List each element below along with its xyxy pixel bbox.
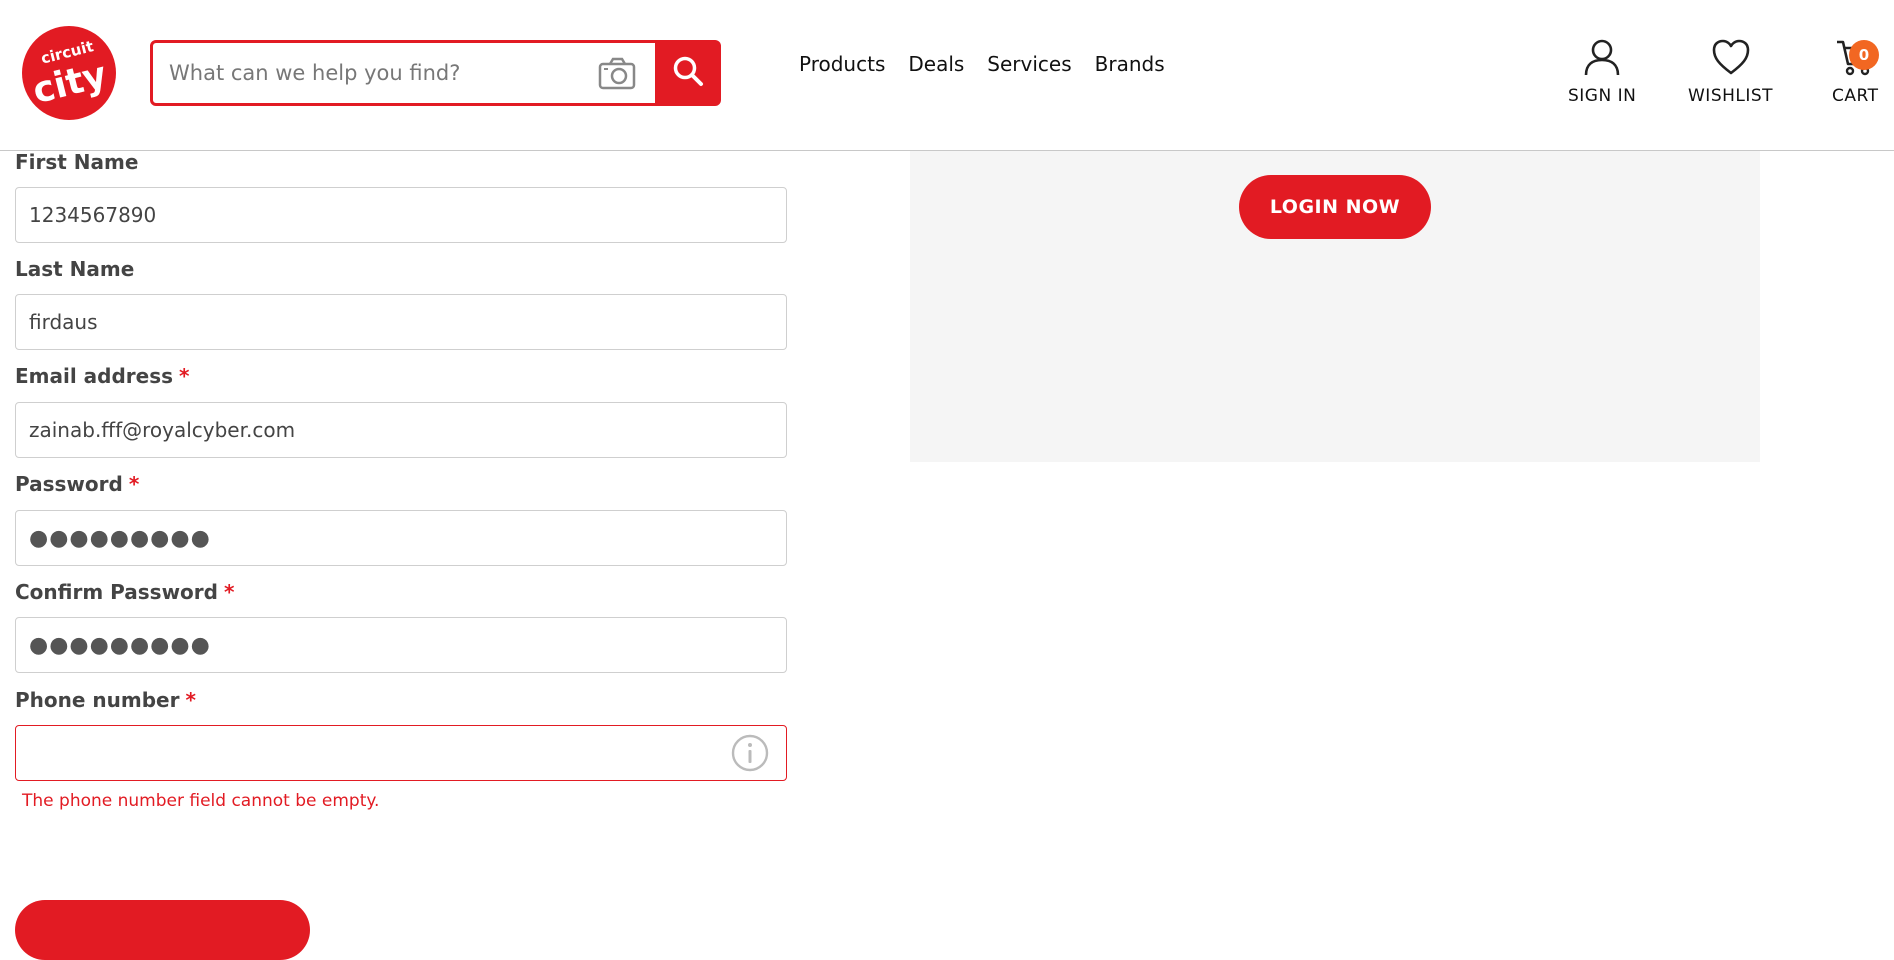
camera-icon[interactable] (597, 55, 637, 91)
search-button[interactable] (655, 40, 721, 106)
first-name-field[interactable] (15, 187, 787, 243)
site-header: circuit city Products Deals Servic (0, 0, 1894, 151)
heart-icon (1711, 38, 1751, 80)
email-label: Email address * (15, 364, 190, 388)
nav-brands[interactable]: Brands (1095, 52, 1165, 76)
sign-in-label: SIGN IN (1568, 86, 1637, 106)
info-icon (731, 734, 769, 772)
user-icon (1582, 38, 1622, 80)
wishlist-label: WISHLIST (1688, 86, 1774, 106)
search-icon (672, 55, 704, 91)
phone-error-message: The phone number field cannot be empty. (22, 791, 380, 811)
create-account-button[interactable] (15, 900, 310, 960)
circuit-city-logo[interactable]: circuit city (21, 25, 117, 121)
password-field[interactable] (15, 510, 787, 566)
confirm-password-field[interactable] (15, 617, 787, 673)
phone-field[interactable] (15, 725, 787, 781)
sign-in-link[interactable]: SIGN IN (1568, 38, 1636, 106)
last-name-label: Last Name (15, 257, 135, 281)
first-name-label: First Name (15, 150, 139, 174)
email-field[interactable] (15, 402, 787, 458)
main-nav: Products Deals Services Brands (799, 52, 1165, 76)
nav-deals[interactable]: Deals (908, 52, 964, 76)
password-label: Password * (15, 472, 140, 496)
search-input[interactable] (153, 43, 593, 103)
cart-count-badge: 0 (1849, 40, 1879, 70)
required-marker: * (185, 688, 196, 712)
phone-label: Phone number * (15, 688, 196, 712)
nav-products[interactable]: Products (799, 52, 885, 76)
login-now-button[interactable]: LOGIN NOW (1239, 175, 1431, 239)
wishlist-link[interactable]: WISHLIST (1688, 38, 1773, 106)
search-bar (150, 40, 721, 106)
confirm-password-label: Confirm Password * (15, 580, 235, 604)
required-marker: * (179, 364, 190, 388)
login-panel: LOGIN NOW (910, 151, 1760, 462)
cart-label: CART (1832, 86, 1879, 106)
last-name-field[interactable] (15, 294, 787, 350)
nav-services[interactable]: Services (987, 52, 1071, 76)
required-marker: * (223, 580, 235, 604)
required-marker: * (128, 472, 140, 496)
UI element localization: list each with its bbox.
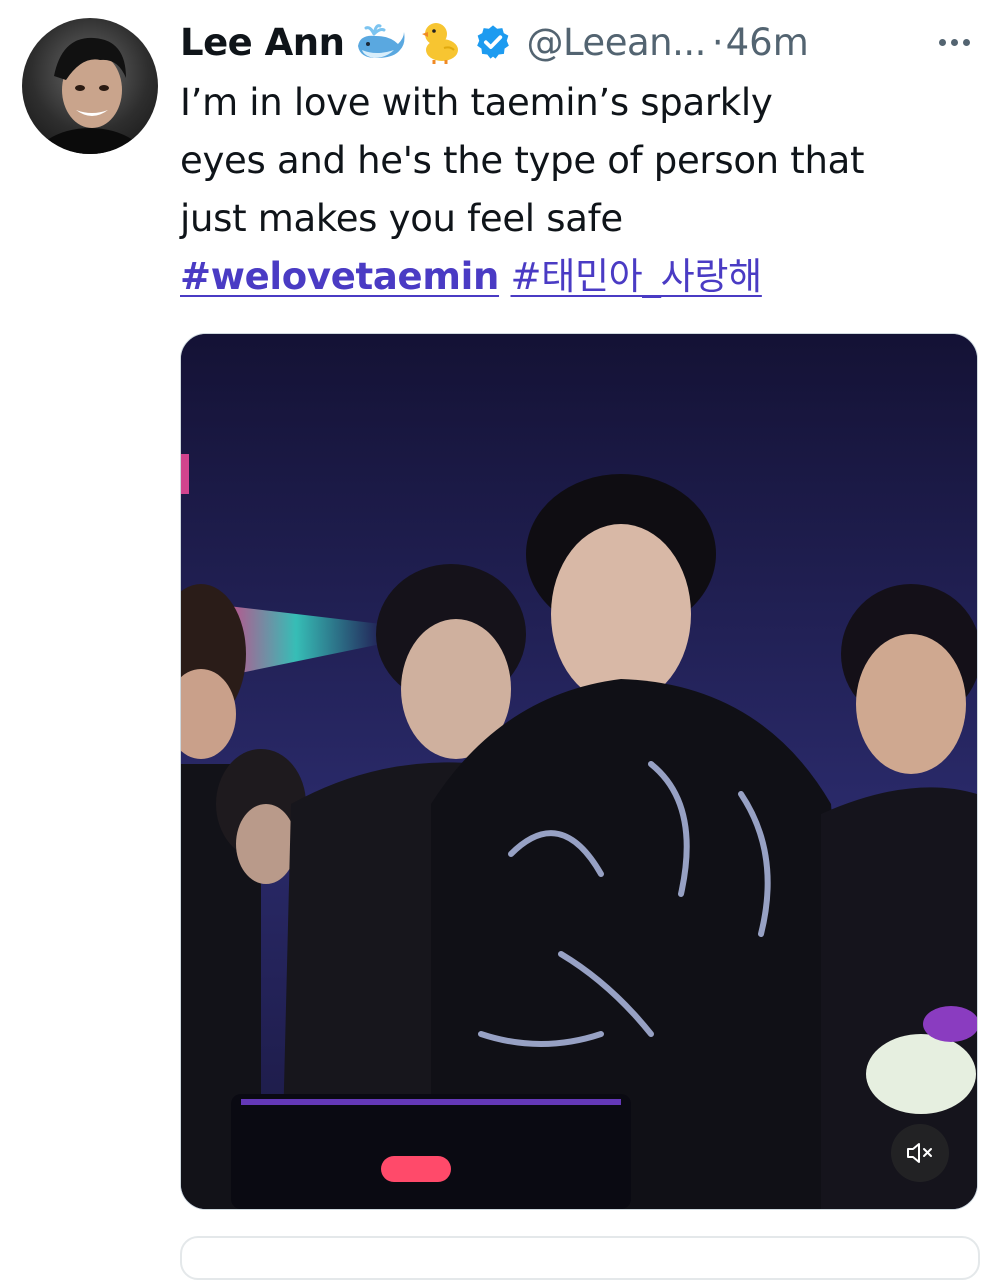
whale-emoji-icon (354, 22, 406, 62)
hashtag-link[interactable]: #태민아_사랑해 (511, 255, 763, 298)
chick-emoji-icon (416, 20, 464, 64)
tweet-header: Lee Ann @Leean... · 46m (180, 14, 980, 70)
separator-dot: · (711, 20, 724, 64)
hashtag-line: #welovetaemin #태민아_사랑해 (180, 248, 990, 306)
tweet[interactable]: Lee Ann @Leean... · 46m I’m in love with… (0, 0, 1000, 1280)
handle[interactable]: @Leean... (526, 21, 706, 64)
speaker-muted-icon[interactable] (891, 1124, 949, 1182)
hashtag-link[interactable]: #welovetaemin (180, 255, 499, 298)
more-options-icon[interactable] (930, 22, 978, 62)
tweet-text-line: I’m in love with taemin’s sparkly (180, 81, 773, 124)
next-card-edge (180, 1236, 980, 1280)
tweet-text-line: just makes you feel safe (180, 197, 623, 240)
tweet-text-line: eyes and he's the type of person that (180, 139, 865, 182)
timestamp[interactable]: 46m (726, 21, 809, 64)
tweet-text: I’m in love with taemin’s sparkly eyes a… (180, 74, 990, 306)
video-player[interactable] (180, 333, 978, 1210)
verified-badge-icon (474, 23, 512, 61)
avatar[interactable] (22, 18, 158, 154)
display-name[interactable]: Lee Ann (180, 21, 345, 64)
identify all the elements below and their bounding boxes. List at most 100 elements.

━━━━━━━━

Copy out the data lines between the line holding "camera-icon[interactable] (597, 55, 637, 91)" and the line holding "email-label: Email address", inclusive, keeping each one unchanged.

# RESULT BELOW
camera-icon[interactable] (597, 55, 637, 91)
search-button[interactable] (655, 40, 721, 106)
first-name-field[interactable] (15, 187, 787, 243)
site-header: circuit city Products Deals Servic (0, 0, 1894, 151)
heart-icon (1711, 38, 1751, 80)
email-label: Email address * (15, 364, 190, 388)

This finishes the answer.